> _EXPLORA EL MATERIAL_
A: Indica si cada afirmación concuerda con el texto sobre la madre de Julio Matiz, respondiendo sí o no y citando literalmente las palabras del texto que lo deciden: (i) La madre de Matiz atravesó la carrera Octava. (ii) La señora Blanquita era la dueña de la casa. (iii) Los dos niños eran hijos de Julio Matiz.
B: Continúa el relato sobre la madre de Julio Matiz a partir de su última oración.

> _TEXTO PROPORCIONADO_
En la segunda escena, la salida de la madre de Julio Matiz, un mecánico latonero de la empresa de buses, que promueve el apoyo de los choferes de bus a la huelga de los tranviarios.

De rodillas la madre de Matiz le rogaba a los santos que le trajeran rápido a su hijo. Y de súbito, como si le hubiese fallado la confianza en Dios, irguióse para salir a buscarlo. «¡Ah, cuando te encuentre te daré una muenda como cuando estabas mocoso! Si, señor, en el primer tumulto, seguro, allí estará el Matiz... ¡Dios mío!»

– ¡ Que no se me vayan a mover de aquí! -recomendó a los niños, mostrándoles abierta la palma de la mano.

Su pañolón negro, alrededor de la cabeza y los hombros, se aventó a la calle. Se dijera que existía calma, pero las casas cerradas, así, mudas con portones, ventanas y todo, ahuyentaban el sosiego. Iba casi corriendo, mas en su mente comenzó a repicar el tiroteo distante y cercano. Miró atrás, hacia la casa, pero no distinguió a esos individuos metiéndole el hombro al portón. La madre se dio cuenta de que aquellos silbidos eran balas y le pareció oír la voz de su marido a propósito de la guerra civil: «echarse a tierra». La madre atravesó, pues, la carrera Octava, con la firme intención de ganar la calle Novena o Décima, para descender a la plaza de Bolívar. «¡Allí está él!... ¡Mi hijo!»

La tercera escena, y la más dolorosa, se compone de la muerte de la madre de Matiz y de la de los dos niños huérfanos, hijos del Pote Rodríguez, a quienes Julio Matiz y su madre acogieron en su casa. Los sujetos que alcanzó a ver ella, mientras corría hacia la plaza de Bolívar a su cita con la Parca, eran detectives que iban con orden de capturar a Julio Matiz. Furiosa por el alboroto que han formado los detectives, la señora Blanquita, dueña de la casa, expulsa a los dos niños.

 

-¡Se me van de aquí, chivatos horrorosos! -gritó a los niños la señora Blanquita, persiguiéndolos.

Los dos niños, asidos de la mano, se le enfrentaron a Bogotá. ¿A dónde? Su «mamá», como llamaban los niños a la señora de Matiz, debería estar en la tienda de la carrera Novena, a la cual solía llevarlos muy a menudo, cuando iba a comprar. En un abrir y cerrar de ojos la lluvia les remojó la ropita.

A pesar de ignorar la causa de esa soledad sórdida, de no comprender la razón de esos estallidos, los sobrecogió el miedo. Sin soltarse continuaban descendiendo. En la esquina de la carrera Séptima paráronse un momento:

-¡Cuidado!-les gritó una voz. Tarde:

El más pequeño cayó, casi sin gemir. El mayor rompió a llorar, inclinado sobre el cadáver de su hermano, yacente, el cráneo destapado, el rostro borrado por el torrente de sangre, al claror. El niño pensó atravesar la calle para refugiarse en la iglesia de Santa Bárbara. No sospechaba que la torre estaba vomitando plomo.

[Datos de análisis del diseño de página]
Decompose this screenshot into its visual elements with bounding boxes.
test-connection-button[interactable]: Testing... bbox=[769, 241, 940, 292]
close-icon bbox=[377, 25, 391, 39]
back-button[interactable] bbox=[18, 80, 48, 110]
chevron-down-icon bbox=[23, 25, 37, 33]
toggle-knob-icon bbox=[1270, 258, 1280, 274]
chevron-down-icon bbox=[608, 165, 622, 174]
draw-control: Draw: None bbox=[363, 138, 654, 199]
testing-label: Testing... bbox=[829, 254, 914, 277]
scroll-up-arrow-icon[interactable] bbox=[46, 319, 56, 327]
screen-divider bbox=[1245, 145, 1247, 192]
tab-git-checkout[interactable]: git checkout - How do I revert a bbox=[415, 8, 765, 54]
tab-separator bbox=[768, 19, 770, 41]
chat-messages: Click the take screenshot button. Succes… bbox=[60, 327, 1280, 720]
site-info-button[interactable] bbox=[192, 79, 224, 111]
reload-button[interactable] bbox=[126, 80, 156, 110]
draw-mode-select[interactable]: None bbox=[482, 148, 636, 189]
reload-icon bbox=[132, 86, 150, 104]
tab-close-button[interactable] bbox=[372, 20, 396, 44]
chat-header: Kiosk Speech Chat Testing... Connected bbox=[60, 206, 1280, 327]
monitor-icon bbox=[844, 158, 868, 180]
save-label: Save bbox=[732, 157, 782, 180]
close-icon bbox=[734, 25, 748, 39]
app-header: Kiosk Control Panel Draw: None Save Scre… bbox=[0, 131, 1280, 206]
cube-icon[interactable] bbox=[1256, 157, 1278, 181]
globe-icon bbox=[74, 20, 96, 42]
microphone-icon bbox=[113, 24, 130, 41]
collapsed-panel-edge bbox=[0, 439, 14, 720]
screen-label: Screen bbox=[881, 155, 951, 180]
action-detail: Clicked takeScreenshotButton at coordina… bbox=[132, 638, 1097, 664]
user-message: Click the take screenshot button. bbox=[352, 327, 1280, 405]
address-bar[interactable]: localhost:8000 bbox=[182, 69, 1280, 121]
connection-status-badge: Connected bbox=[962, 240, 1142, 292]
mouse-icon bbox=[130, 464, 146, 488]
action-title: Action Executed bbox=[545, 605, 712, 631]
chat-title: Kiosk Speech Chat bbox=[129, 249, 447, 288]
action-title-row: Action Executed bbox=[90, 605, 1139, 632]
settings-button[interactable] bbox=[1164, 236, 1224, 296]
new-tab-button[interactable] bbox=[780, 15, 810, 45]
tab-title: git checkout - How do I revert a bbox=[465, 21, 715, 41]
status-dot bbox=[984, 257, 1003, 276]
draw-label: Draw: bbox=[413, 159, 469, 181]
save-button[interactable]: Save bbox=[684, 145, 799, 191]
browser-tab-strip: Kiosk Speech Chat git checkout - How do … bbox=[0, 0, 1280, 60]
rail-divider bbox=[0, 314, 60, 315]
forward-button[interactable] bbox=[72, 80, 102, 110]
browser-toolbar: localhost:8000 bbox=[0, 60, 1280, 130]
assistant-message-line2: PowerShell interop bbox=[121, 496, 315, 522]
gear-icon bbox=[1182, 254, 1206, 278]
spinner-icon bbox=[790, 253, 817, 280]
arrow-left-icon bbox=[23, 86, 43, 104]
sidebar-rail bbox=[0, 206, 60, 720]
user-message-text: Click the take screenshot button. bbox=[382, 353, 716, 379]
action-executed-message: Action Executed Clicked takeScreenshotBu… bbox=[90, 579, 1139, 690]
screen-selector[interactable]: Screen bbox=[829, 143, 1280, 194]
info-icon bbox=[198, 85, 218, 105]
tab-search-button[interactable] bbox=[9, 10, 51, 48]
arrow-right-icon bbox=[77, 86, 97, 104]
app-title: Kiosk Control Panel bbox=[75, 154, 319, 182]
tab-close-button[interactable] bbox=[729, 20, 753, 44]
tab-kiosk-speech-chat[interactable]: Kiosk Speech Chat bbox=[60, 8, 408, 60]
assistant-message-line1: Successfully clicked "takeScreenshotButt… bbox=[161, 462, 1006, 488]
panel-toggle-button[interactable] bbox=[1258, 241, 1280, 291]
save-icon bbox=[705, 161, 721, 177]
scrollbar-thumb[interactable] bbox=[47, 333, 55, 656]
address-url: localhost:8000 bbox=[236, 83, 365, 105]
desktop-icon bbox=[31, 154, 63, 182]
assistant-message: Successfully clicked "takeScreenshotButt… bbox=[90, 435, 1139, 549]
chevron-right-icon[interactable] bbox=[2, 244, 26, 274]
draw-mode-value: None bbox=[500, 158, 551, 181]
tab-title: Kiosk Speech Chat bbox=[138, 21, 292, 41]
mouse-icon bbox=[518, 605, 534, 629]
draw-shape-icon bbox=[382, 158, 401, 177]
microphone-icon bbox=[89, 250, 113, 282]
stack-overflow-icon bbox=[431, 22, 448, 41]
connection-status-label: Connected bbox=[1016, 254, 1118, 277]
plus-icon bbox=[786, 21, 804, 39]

> _RESULTADOS ESPERADOS_
A:
(i) Sí: «La madre atravesó, pues, la carrera Octava».
(ii) Sí: «la señora Blanquita, dueña de la casa».
(iii) No: «hijos del Pote Rodríguez».

B:
-¡Cuidado!-repitió la voz.

El niño reculó. La voz le gritó:

-¡Acuéstate!... ¡Espérame allí sin moverte!

El niño alcanzó a ver a un hombre apostado en la esquina, disparando contra la torre. También cayó; pataleaba entre un charco de lluvia-sangre y gritería. El hombre desafiando la muerte se levantó, se acercó, alzando en sus brazos a la víctima. El fusil le estorbaba. ¿Arrojarlo? No. Harto le había costado arrancárselo al soldado, a la puerta de Palacio. Luego, apañó al ya muerto. El hermano aún resollaba. ¿Cómo hacer con ese fusil tan pesado más las dos criaturas? «Pues bien, mi fusil no lo dejo». Dirigióse al Hospital de San Juan de Dios, a cuya puerta sorprendió a un anciano:

-¡Demen un fusil!... Sí, tan joven me mataron a m'hijo... ¡Acaba de irse, m'hijo. ¡Demen un fusil!...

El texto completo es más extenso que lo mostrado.